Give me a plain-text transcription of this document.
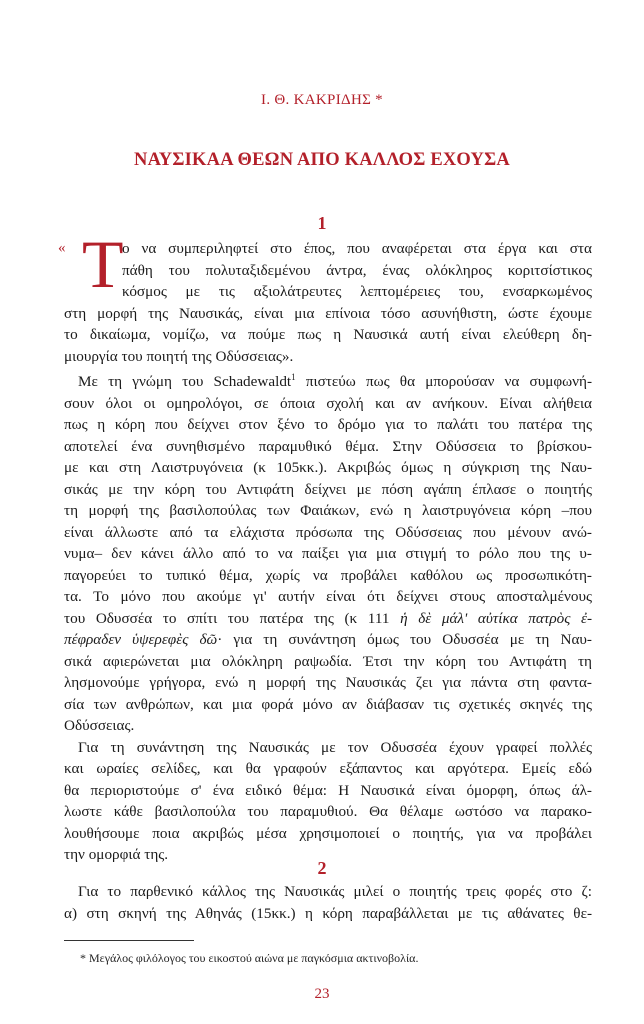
Ι. Θ. ΚΑΚΡΙΔΗΣ *
ΝΑΥΣΙΚΑΑ ΘΕΩΝ ΑΠΟ ΚΑΛΛΟΣ ΕΧΟΥΣΑ
1
« Τ
ο να συμπεριληφτεί στο έπος, που αναφέρεται στα έργα και στα
πάθη του πολυταξιδεμένου άντρα, ένας ολόκληρος κοριτσίστικος
κόσμος με τις αξιολάτρευτες λεπτομέρειες του, ενσαρκωμένος
στη μορφή της Ναυσικάς, είναι μια επίνοια τόσο ασυνήθιστη, ώστε έχουμε
το δικαίωμα, νομίζω, να πούμε πως η Ναυσικά αυτή είναι ελεύθερη δη-
μιουργία του ποιητή της Οδύσσειας».
Με τη γνώμη του Schadewaldt$^1$ πιστεύω πως θα μπορούσαν να συμφωνή-
σουν όλοι οι ομηρολόγοι, σε όποια σχολή και αν ανήκουν. Είναι αλήθεια
πως η κόρη που δείχνει στον ξένο το δρόμο για το παλάτι του πατέρα της
αποτελεί ένα συνηθισμένο παραμυθικό θέμα. Στην Οδύσσεια το βρίσκου-
με και στη Λαιστρυγόνεια (κ 105κκ.). Ακριβώς όμως η σύγκριση της Ναυ-
σικάς με την κόρη του Αντιφάτη δείχνει με πόση αγάπη έπλασε ο ποιητής
τη μορφή της βασιλοπούλας των Φαιάκων, ενώ η λαιστρυγόνεια κόρη –που
είναι άλλωστε από τα ελάχιστα πρόσωπα της Οδύσσειας που μένουν ανώ-
νυμα– δεν κάνει άλλο από το να παίξει για μια στιγμή το ρόλο που της υ-
παγορεύει το τυπικό θέμα, χωρίς να προβάλει καθόλου ως προσωπικότη-
τα. Το μόνο που ακούμε γι' αυτήν είναι ότι δείχνει στους αποσταλμένους
του Οδυσσέα το σπίτι του πατέρα της (κ 111 ἡ δὲ μάλ' αὐτίκα πατρὸς ἐ-
πέφραδεν ὑψερεφὲς δῶ· για τη συνάντηση όμως του Οδυσσέα με τη Ναυ-
σικά αφιερώνεται μια ολόκληρη ραψωδία. Έτσι την κόρη του Αντιφάτη τη
λησμονούμε γρήγορα, ενώ η μορφή της Ναυσικάς ζει για πάντα στη φαντα-
σία των ανθρώπων, και μια φορά μόνο αν διάβασαν τις σχετικές σκηνές της
Οδύσσειας.
Για τη συνάντηση της Ναυσικάς με τον Οδυσσέα έχουν γραφεί πολλές
και ωραίες σελίδες, και θα γραφούν εξάπαντος και αργότερα. Εμείς εδώ
θα περιοριστούμε σ' ένα ειδικό θέμα: Η Ναυσικά είναι όμορφη, όπως άλ-
λωστε κάθε βασιλοπούλα του παραμυθιού. Θα θέλαμε ωστόσο να παρακο-
λουθήσουμε ποια ακριβώς μέσα χρησιμοποιεί ο ποιητής, για να προβάλει
την ομορφιά της.
2
Για το παρθενικό κάλλος της Ναυσικάς μιλεί ο ποιητής τρεις φορές στο ζ:
α) στη σκηνή της Αθηνάς (15κκ.) η κόρη παραβάλλεται με τις αθάνατες θε-
* Μεγάλος φιλόλογος του εικοστού αιώνα με παγκόσμια ακτινοβολία.
23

▸ **The exercise**:
Pick out the lines containing the string "μορφή".

▸ **The reply**:
στη μορφή της Ναυσικάς, είναι μια επίνοια τόσο ασυνήθιστη, ώστε έχουμε
τη μορφή της βασιλοπούλας των Φαιάκων, ενώ η λαιστρυγόνεια κόρη –που
λησμονούμε γρήγορα, ενώ η μορφή της Ναυσικάς ζει για πάντα στη φαντα-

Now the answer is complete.